— BEGIN INFORMATION PROVIDED —

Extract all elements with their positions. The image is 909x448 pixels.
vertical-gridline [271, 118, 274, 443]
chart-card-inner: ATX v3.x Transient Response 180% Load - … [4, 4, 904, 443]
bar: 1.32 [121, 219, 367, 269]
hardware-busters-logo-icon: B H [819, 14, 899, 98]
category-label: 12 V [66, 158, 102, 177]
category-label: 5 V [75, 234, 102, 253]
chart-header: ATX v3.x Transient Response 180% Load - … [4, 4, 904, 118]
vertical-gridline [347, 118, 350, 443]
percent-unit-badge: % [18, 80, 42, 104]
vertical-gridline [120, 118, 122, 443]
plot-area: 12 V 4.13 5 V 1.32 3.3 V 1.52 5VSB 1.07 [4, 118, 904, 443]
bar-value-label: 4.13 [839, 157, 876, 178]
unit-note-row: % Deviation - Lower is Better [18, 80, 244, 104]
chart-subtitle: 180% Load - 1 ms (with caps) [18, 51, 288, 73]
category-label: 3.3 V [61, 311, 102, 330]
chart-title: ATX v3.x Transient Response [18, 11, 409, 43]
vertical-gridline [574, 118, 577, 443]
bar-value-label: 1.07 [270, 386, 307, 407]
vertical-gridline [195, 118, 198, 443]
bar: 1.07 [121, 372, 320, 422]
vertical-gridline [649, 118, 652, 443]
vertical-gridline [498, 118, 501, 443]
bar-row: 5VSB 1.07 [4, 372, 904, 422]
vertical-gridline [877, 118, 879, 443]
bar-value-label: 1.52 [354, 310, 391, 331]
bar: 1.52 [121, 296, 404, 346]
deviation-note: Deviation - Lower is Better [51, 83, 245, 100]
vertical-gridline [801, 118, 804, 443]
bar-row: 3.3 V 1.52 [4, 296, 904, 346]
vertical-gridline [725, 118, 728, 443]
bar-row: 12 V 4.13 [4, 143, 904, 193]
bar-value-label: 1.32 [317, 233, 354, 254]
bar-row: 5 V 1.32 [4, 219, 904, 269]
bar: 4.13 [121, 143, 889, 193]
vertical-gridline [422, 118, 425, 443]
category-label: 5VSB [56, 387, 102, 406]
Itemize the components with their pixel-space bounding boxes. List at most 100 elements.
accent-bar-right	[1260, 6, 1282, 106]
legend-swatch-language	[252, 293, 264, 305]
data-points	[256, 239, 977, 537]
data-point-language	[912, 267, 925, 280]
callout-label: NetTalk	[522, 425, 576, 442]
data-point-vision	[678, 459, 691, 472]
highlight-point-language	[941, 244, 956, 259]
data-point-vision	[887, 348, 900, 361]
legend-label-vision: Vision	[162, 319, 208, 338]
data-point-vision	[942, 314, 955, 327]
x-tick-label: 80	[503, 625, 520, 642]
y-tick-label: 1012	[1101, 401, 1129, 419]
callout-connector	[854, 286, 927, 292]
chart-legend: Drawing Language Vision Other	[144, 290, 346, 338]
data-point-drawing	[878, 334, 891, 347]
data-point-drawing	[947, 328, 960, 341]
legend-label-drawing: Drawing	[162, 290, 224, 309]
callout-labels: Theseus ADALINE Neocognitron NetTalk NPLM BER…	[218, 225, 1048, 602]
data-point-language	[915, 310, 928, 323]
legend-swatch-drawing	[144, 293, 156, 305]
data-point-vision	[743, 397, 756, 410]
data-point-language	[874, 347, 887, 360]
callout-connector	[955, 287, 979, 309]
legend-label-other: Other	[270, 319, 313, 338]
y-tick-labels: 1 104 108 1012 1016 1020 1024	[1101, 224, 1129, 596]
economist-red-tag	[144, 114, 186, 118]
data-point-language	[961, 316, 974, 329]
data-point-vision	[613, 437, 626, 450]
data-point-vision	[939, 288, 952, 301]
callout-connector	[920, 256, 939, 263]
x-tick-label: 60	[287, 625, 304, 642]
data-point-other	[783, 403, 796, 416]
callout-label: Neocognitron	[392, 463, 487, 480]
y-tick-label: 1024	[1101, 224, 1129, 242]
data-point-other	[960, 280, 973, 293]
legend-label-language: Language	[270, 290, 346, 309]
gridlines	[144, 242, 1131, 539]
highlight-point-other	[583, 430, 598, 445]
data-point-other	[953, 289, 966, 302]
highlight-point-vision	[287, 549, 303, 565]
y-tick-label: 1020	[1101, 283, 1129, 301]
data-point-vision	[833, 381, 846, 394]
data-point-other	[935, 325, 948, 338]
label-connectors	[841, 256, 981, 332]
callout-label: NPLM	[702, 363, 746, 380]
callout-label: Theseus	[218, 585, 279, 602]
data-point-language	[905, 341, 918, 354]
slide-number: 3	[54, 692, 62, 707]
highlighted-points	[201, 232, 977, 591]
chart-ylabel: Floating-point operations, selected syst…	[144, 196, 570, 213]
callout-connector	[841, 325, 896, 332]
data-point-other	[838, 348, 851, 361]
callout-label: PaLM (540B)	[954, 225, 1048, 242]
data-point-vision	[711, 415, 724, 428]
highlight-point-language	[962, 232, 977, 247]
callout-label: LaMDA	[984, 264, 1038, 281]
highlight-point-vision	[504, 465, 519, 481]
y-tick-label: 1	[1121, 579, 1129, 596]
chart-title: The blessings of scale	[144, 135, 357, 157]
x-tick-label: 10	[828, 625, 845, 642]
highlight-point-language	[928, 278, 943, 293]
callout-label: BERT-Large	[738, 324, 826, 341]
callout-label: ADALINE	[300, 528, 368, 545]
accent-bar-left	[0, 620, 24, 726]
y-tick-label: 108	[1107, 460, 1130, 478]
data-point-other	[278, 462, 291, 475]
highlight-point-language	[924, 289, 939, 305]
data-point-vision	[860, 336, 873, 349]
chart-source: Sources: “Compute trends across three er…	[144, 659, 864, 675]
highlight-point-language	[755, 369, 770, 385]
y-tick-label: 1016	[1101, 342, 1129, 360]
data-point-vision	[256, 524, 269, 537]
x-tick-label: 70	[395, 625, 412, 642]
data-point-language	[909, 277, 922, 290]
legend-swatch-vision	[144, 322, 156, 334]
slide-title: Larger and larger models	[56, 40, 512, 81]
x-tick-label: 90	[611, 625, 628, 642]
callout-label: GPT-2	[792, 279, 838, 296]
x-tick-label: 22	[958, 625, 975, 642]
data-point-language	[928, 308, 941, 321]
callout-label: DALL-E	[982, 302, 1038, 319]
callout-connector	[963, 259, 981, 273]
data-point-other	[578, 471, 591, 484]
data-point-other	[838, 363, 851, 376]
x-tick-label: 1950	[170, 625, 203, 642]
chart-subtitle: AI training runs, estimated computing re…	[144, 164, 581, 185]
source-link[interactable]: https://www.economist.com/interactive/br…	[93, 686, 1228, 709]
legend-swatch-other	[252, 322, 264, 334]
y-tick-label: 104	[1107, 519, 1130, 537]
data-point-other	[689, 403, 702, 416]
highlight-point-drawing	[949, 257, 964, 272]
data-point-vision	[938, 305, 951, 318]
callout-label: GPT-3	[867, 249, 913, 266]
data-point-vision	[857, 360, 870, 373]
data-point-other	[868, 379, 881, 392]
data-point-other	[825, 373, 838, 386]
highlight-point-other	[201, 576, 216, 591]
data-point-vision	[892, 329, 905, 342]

— END INFORMATION PROVIDED —

EXERCISE AIM =>
Write out every line of the entries above as a numbered list, skipping any blank lines.

SOLUTION TO THIS TASK =>
1. Extract all elements with their positions. The image is 909x448 pixels.
2. vertical-gridline [271, 118, 274, 443]
3. chart-card-inner: ATX v3.x Transient Response 180% Load - … [4, 4, 904, 443]
4. bar: 1.32 [121, 219, 367, 269]
5. hardware-busters-logo-icon: B H [819, 14, 899, 98]
6. category-label: 12 V [66, 158, 102, 177]
7. category-label: 5 V [75, 234, 102, 253]
8. chart-header: ATX v3.x Transient Response 180% Load - … [4, 4, 904, 118]
9. vertical-gridline [347, 118, 350, 443]
10. percent-unit-badge: % [18, 80, 42, 104]
11. vertical-gridline [120, 118, 122, 443]
12. plot-area: 12 V 4.13 5 V 1.32 3.3 V 1.52 5VSB 1.07 [4, 118, 904, 443]
13. bar-value-label: 4.13 [839, 157, 876, 178]
14. unit-note-row: % Deviation - Lower is Better [18, 80, 244, 104]
15. chart-subtitle: 180% Load - 1 ms (with caps) [18, 51, 288, 73]
16. category-label: 3.3 V [61, 311, 102, 330]
17. chart-title: ATX v3.x Transient Response [18, 11, 409, 43]
18. vertical-gridline [574, 118, 577, 443]
19. bar-value-label: 1.07 [270, 386, 307, 407]
20. vertical-gridline [195, 118, 198, 443]
21. bar: 1.07 [121, 372, 320, 422]
22. vertical-gridline [649, 118, 652, 443]
23. vertical-gridline [498, 118, 501, 443]
24. bar-row: 5VSB 1.07 [4, 372, 904, 422]
25. vertical-gridline [877, 118, 879, 443]
26. bar-value-label: 1.52 [354, 310, 391, 331]
27. bar: 1.52 [121, 296, 404, 346]
28. deviation-note: Deviation - Lower is Better [51, 83, 245, 100]
29. vertical-gridline [801, 118, 804, 443]
30. bar-row: 3.3 V 1.52 [4, 296, 904, 346]
31. vertical-gridline [725, 118, 728, 443]
32. bar-row: 12 V 4.13 [4, 143, 904, 193]
33. bar-value-label: 1.32 [317, 233, 354, 254]
34. bar-row: 5 V 1.32 [4, 219, 904, 269]
35. bar: 4.13 [121, 143, 889, 193]
36. vertical-gridline [422, 118, 425, 443]
37. category-label: 5VSB [56, 387, 102, 406]
38. Itemize the components with their pixel-space bounding boxes. List at most 100 elements.
39. accent-bar-right	[1260, 6, 1282, 106]
40. legend-swatch-language	[252, 293, 264, 305]
41. data-points	[256, 239, 977, 537]
42. data-point-language	[912, 267, 925, 280]
43. callout-label: NetTalk	[522, 425, 576, 442]
44. data-point-vision	[678, 459, 691, 472]
45. highlight-point-language	[941, 244, 956, 259]
46. data-point-vision	[887, 348, 900, 361]
47. legend-label-vision: Vision	[162, 319, 208, 338]
48. data-point-vision	[942, 314, 955, 327]
49. x-tick-label: 80	[503, 625, 520, 642]
50. y-tick-label: 1012	[1101, 401, 1129, 419]
51. callout-connector	[854, 286, 927, 292]
52. chart-legend: Drawing Language Vision Other	[144, 290, 346, 338]
53. data-point-drawing	[878, 334, 891, 347]
54. data-point-drawing	[947, 328, 960, 341]
55. legend-label-drawing: Drawing	[162, 290, 224, 309]
56. callout-labels: Theseus ADALINE Neocognitron NetTalk NPLM BER…	[218, 225, 1048, 602]
57. data-point-language	[915, 310, 928, 323]
58. legend-swatch-drawing	[144, 293, 156, 305]
59. data-point-vision	[743, 397, 756, 410]
60. data-point-language	[874, 347, 887, 360]
61. callout-connector	[955, 287, 979, 309]
62. legend-label-other: Other	[270, 319, 313, 338]
63. y-tick-labels: 1 104 108 1012 1016 1020 1024	[1101, 224, 1129, 596]
64. economist-red-tag	[144, 114, 186, 118]
65. data-point-language	[961, 316, 974, 329]
66. data-point-vision	[613, 437, 626, 450]
67. data-point-vision	[939, 288, 952, 301]
68. callout-connector	[920, 256, 939, 263]
69. x-tick-label: 60	[287, 625, 304, 642]
70. data-point-other	[783, 403, 796, 416]
71. callout-label: Neocognitron	[392, 463, 487, 480]
72. y-tick-label: 1024	[1101, 224, 1129, 242]
73. data-point-other	[960, 280, 973, 293]
74. legend-label-language: Language	[270, 290, 346, 309]
75. gridlines	[144, 242, 1131, 539]
76. highlight-point-other	[583, 430, 598, 445]
77. data-point-other	[953, 289, 966, 302]
78. highlight-point-vision	[287, 549, 303, 565]
79. y-tick-label: 1020	[1101, 283, 1129, 301]
80. data-point-vision	[833, 381, 846, 394]
81. data-point-other	[935, 325, 948, 338]
82. label-connectors	[841, 256, 981, 332]
83. callout-label: NPLM	[702, 363, 746, 380]
84. callout-label: Theseus	[218, 585, 279, 602]
85. data-point-language	[905, 341, 918, 354]
86. slide-number: 3	[54, 692, 62, 707]
87. highlighted-points	[201, 232, 977, 591]
88. chart-ylabel: Floating-point operations, selected syst…	[144, 196, 570, 213]
89. callout-connector	[841, 325, 896, 332]
90. data-point-other	[838, 348, 851, 361]
91. callout-label: PaLM (540B)	[954, 225, 1048, 242]
92. data-point-vision	[711, 415, 724, 428]
93. highlight-point-language	[962, 232, 977, 247]
94. callout-label: LaMDA	[984, 264, 1038, 281]
95. highlight-point-vision	[504, 465, 519, 481]
96. y-tick-label: 1	[1121, 579, 1129, 596]
97. chart-title: The blessings of scale	[144, 135, 357, 157]
98. x-tick-label: 10	[828, 625, 845, 642]
99. highlight-point-language	[928, 278, 943, 293]
100. callout-label: BERT-Large	[738, 324, 826, 341]
101. callout-label: ADALINE	[300, 528, 368, 545]
102. accent-bar-left	[0, 620, 24, 726]
103. y-tick-label: 108	[1107, 460, 1130, 478]
104. data-point-other	[278, 462, 291, 475]
105. highlight-point-language	[924, 289, 939, 305]
106. data-point-vision	[860, 336, 873, 349]
107. chart-source: Sources: “Compute trends across three er…	[144, 659, 864, 675]
108. highlight-point-language	[755, 369, 770, 385]
109. y-tick-label: 1016	[1101, 342, 1129, 360]
110. data-point-vision	[256, 524, 269, 537]
111. x-tick-label: 70	[395, 625, 412, 642]
112. data-point-language	[909, 277, 922, 290]
113. legend-swatch-vision	[144, 322, 156, 334]
114. slide-title: Larger and larger models	[56, 40, 512, 81]
115. x-tick-label: 90	[611, 625, 628, 642]
116. callout-label: GPT-2	[792, 279, 838, 296]
117. x-tick-label: 22	[958, 625, 975, 642]
118. data-point-language	[928, 308, 941, 321]
119. callout-label: DALL-E	[982, 302, 1038, 319]
120. callout-connector	[963, 259, 981, 273]
121. data-point-other	[578, 471, 591, 484]
122. data-point-other	[838, 363, 851, 376]
123. x-tick-label: 1950	[170, 625, 203, 642]
124. chart-subtitle: AI training runs, estimated computing re…	[144, 164, 581, 185]
125. source-link[interactable]: https://www.economist.com/interactive/br…	[93, 686, 1228, 709]
126. legend-swatch-other	[252, 322, 264, 334]
127. y-tick-label: 104	[1107, 519, 1130, 537]
128. data-point-other	[689, 403, 702, 416]
129. highlight-point-drawing	[949, 257, 964, 272]
130. data-point-vision	[938, 305, 951, 318]
131. callout-label: GPT-3	[867, 249, 913, 266]
132. data-point-vision	[857, 360, 870, 373]
133. data-point-other	[868, 379, 881, 392]
134. data-point-other	[825, 373, 838, 386]
135. highlight-point-other	[201, 576, 216, 591]
136. data-point-vision	[892, 329, 905, 342]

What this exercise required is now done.